GIVEN EXERCISE: Collect each line of the records containing the string "title".

** BEGIN INFORMATION SHOWN **

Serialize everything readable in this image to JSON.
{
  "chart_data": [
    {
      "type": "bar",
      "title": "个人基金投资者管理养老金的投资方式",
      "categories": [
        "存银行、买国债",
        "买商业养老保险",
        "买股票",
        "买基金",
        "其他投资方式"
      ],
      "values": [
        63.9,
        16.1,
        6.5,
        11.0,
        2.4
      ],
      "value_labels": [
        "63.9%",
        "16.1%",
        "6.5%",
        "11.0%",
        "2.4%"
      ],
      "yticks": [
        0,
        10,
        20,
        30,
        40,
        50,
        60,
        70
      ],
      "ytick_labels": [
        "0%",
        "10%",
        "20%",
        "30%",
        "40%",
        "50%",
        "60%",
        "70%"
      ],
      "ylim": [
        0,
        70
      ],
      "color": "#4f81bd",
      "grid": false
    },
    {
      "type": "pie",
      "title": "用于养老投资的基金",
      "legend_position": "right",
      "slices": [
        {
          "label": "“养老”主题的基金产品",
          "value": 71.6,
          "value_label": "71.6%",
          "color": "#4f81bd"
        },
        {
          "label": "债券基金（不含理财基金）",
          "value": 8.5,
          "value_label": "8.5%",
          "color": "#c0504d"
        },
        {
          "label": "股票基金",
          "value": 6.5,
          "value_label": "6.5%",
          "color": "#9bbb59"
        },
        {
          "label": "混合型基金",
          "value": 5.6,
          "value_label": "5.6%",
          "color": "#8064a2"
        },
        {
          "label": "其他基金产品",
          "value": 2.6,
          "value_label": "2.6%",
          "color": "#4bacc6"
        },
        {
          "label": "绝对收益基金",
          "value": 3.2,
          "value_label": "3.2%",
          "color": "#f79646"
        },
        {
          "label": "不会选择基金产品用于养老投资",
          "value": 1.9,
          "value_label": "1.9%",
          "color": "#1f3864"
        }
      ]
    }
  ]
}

** END INFORMATION SHOWN **

RESPONSE BELOW:
      "title": "个人基金投资者管理养老金的投资方式",
      "title": "用于养老投资的基金",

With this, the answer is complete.